_STATED EXERCISE_.
Keep only those lines of the records that include the string "this".

_INFORMATION SUPPLIED_.
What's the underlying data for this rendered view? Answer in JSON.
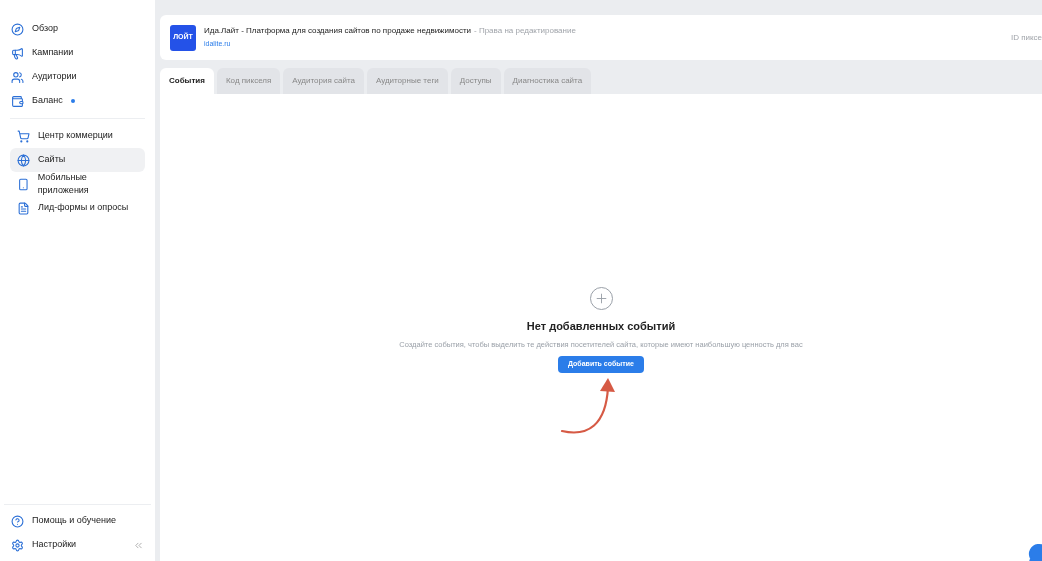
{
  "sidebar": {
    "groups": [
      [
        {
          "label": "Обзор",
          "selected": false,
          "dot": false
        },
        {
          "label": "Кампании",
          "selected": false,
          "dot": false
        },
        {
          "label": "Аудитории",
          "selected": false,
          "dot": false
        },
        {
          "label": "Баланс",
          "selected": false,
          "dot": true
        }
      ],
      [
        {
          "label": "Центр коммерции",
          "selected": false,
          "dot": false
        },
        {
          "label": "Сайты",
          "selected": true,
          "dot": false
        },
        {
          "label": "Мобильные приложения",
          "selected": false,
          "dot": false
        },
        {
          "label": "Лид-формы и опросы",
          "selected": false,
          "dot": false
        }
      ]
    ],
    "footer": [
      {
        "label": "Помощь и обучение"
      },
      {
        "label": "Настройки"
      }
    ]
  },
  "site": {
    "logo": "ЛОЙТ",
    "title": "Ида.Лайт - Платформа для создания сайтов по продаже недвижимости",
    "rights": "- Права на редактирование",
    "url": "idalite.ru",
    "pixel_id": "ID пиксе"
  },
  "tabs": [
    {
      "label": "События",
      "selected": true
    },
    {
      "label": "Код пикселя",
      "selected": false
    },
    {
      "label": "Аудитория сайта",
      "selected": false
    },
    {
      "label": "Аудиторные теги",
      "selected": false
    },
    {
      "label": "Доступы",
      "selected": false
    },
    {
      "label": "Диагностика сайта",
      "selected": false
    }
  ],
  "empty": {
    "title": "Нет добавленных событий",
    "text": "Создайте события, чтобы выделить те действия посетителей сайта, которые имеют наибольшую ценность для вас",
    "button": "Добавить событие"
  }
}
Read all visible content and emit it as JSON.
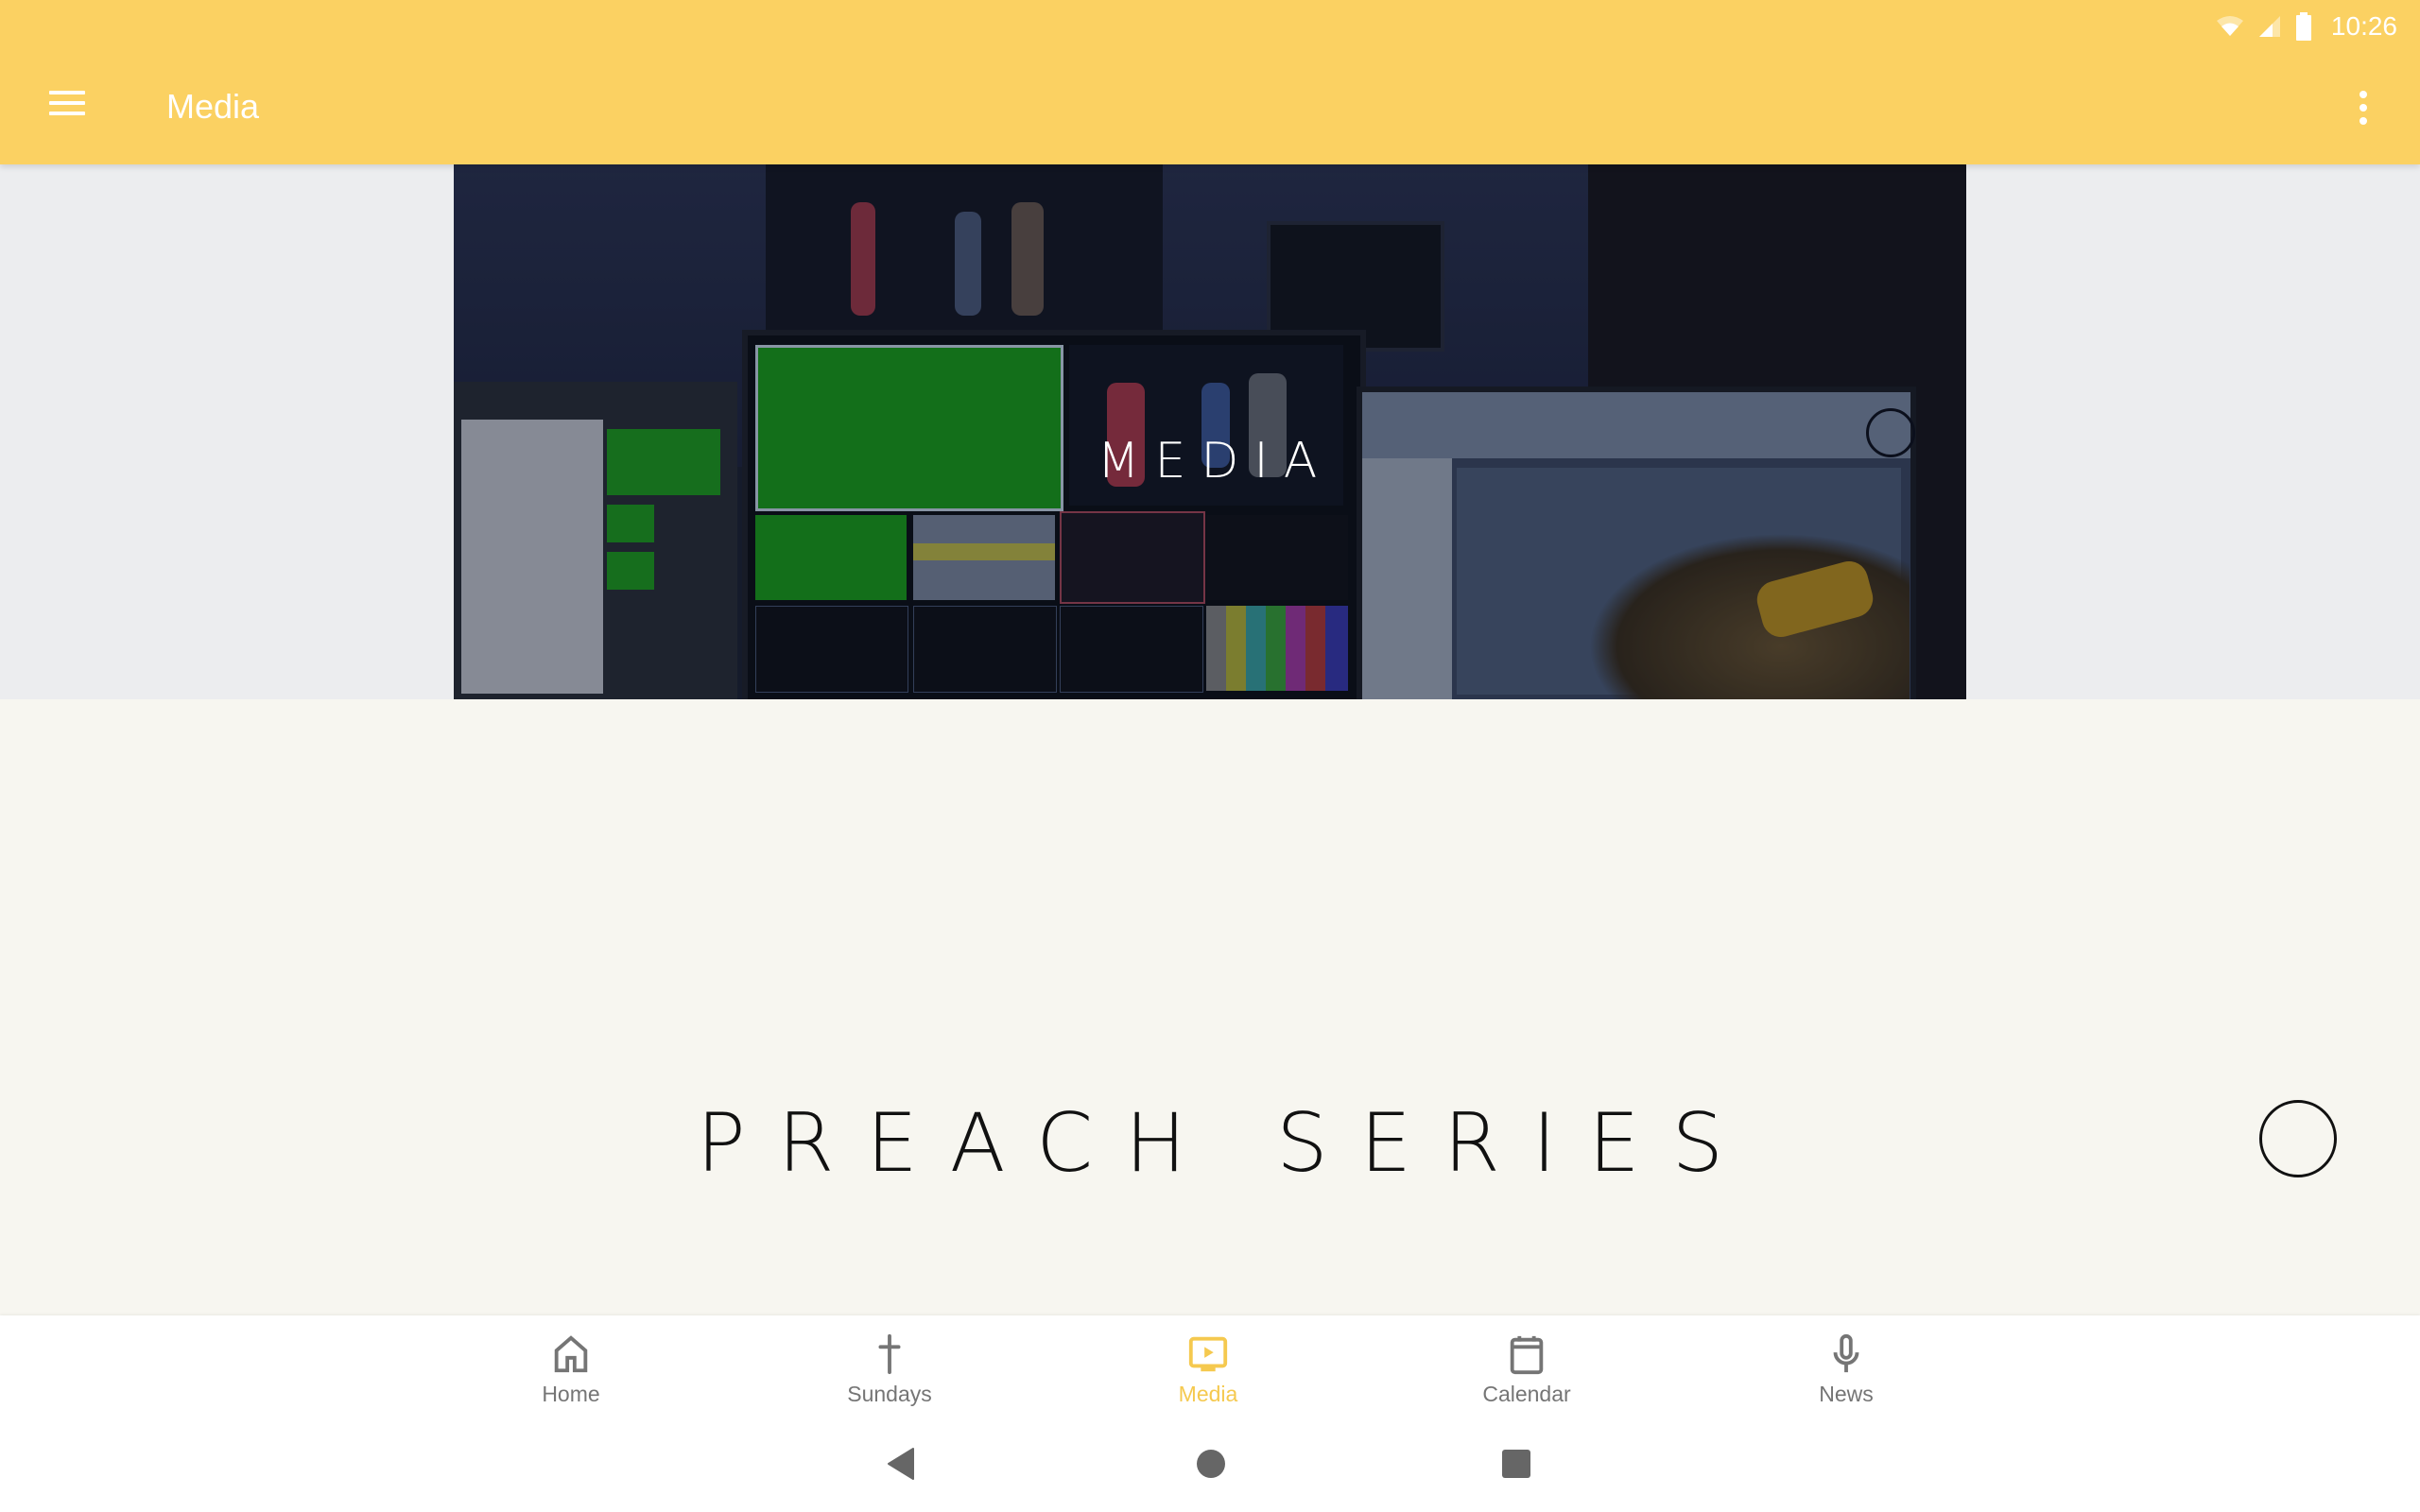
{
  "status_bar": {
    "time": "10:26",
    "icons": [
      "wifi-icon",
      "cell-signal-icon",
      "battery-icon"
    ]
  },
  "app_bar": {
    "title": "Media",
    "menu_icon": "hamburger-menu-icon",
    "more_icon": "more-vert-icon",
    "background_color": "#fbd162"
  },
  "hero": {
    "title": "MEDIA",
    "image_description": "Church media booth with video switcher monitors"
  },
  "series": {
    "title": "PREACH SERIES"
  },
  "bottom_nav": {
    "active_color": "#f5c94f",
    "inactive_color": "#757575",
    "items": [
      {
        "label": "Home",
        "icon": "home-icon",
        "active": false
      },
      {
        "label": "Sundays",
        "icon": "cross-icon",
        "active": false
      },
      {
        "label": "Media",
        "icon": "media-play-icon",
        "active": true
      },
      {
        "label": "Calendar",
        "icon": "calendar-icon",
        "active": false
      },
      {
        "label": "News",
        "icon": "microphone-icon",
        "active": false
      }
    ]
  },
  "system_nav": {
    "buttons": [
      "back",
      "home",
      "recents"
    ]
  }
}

==

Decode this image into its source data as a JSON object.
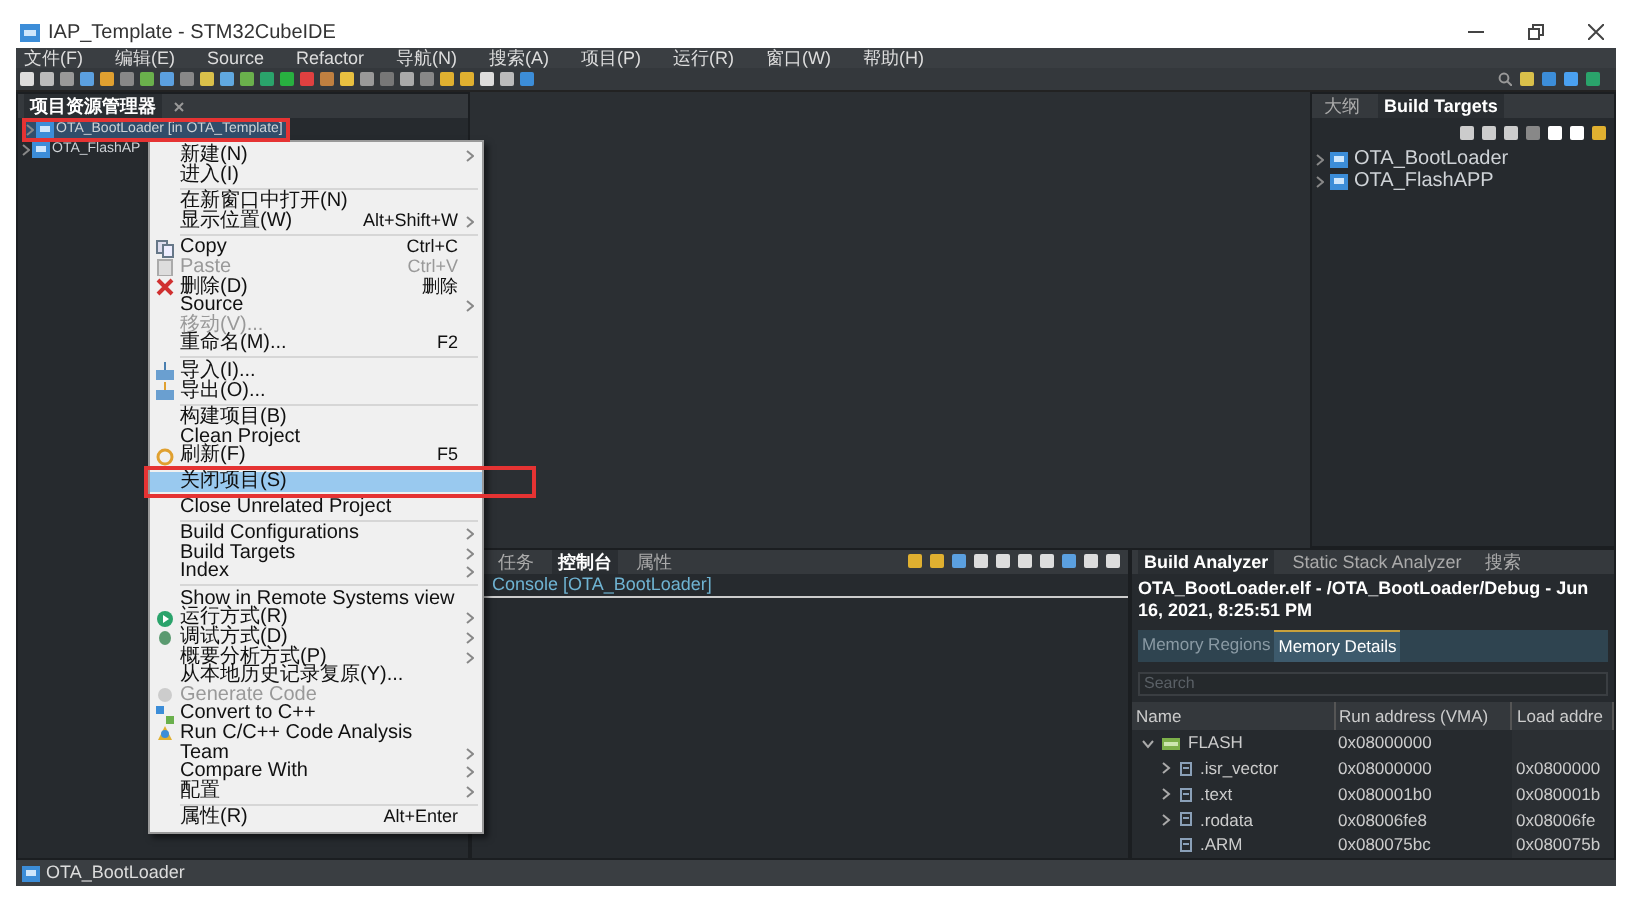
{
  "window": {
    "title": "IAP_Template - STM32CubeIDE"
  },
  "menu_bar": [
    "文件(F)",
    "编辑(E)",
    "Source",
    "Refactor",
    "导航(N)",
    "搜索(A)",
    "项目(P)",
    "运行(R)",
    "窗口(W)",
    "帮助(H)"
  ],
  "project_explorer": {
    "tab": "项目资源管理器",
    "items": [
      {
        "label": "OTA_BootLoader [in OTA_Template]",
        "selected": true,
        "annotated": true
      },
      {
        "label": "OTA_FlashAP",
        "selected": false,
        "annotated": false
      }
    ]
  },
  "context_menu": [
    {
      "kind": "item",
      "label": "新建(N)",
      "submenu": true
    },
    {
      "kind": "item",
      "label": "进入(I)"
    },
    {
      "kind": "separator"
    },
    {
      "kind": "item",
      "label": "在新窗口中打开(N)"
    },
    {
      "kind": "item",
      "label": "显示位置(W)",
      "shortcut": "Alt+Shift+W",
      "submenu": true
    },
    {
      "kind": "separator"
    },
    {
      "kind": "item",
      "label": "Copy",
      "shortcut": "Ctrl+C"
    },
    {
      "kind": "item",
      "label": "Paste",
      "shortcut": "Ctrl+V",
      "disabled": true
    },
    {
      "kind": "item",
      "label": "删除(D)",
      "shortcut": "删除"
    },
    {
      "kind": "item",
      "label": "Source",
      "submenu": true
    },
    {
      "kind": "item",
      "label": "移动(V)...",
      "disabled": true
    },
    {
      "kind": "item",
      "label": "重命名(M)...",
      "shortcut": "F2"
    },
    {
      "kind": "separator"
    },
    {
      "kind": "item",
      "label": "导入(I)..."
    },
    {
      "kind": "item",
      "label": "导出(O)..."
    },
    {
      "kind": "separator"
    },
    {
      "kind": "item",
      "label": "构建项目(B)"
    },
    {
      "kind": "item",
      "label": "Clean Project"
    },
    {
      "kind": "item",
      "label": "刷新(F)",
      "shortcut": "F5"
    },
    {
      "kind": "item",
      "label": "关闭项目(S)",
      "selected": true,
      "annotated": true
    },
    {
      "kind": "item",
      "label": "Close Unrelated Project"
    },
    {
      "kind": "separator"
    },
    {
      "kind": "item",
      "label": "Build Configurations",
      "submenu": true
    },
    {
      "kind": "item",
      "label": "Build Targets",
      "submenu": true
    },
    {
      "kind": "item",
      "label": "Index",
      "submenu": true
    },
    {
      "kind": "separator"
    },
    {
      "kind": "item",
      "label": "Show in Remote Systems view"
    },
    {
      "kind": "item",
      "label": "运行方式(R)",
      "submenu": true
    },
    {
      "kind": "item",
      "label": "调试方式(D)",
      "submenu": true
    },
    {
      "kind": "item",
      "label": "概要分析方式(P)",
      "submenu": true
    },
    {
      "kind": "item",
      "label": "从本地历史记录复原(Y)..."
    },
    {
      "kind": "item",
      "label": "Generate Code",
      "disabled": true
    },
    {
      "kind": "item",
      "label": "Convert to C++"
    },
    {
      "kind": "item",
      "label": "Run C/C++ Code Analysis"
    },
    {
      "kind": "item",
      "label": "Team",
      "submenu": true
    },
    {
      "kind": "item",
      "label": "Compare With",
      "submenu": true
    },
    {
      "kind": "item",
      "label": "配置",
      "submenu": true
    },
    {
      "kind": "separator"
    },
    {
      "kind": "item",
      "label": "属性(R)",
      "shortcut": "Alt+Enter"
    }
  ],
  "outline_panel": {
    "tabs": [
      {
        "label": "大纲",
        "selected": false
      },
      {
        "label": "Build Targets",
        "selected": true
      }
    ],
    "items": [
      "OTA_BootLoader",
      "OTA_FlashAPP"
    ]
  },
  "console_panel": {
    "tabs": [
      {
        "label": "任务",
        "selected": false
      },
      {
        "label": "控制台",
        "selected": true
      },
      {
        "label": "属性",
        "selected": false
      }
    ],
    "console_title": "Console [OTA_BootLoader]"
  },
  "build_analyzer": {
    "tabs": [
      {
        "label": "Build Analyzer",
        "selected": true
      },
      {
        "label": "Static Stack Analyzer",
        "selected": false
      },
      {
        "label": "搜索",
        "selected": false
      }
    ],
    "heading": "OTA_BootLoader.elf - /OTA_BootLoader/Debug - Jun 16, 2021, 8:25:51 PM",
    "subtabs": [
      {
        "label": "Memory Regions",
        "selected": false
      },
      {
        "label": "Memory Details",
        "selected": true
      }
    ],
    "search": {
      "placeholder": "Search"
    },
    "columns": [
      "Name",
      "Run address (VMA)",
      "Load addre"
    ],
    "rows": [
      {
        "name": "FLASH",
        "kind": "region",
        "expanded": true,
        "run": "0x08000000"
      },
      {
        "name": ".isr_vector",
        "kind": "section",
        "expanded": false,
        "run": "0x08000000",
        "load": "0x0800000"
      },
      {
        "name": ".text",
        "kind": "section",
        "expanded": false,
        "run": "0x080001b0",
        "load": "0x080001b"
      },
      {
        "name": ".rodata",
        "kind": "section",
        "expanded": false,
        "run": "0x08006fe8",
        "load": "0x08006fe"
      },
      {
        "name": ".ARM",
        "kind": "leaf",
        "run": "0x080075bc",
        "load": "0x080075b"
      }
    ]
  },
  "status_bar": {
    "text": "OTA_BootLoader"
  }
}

_THE OUTPUT_.
What's the underlying data for this rendered view? Answer in JSON.
Decode this image into its source data as a JSON object.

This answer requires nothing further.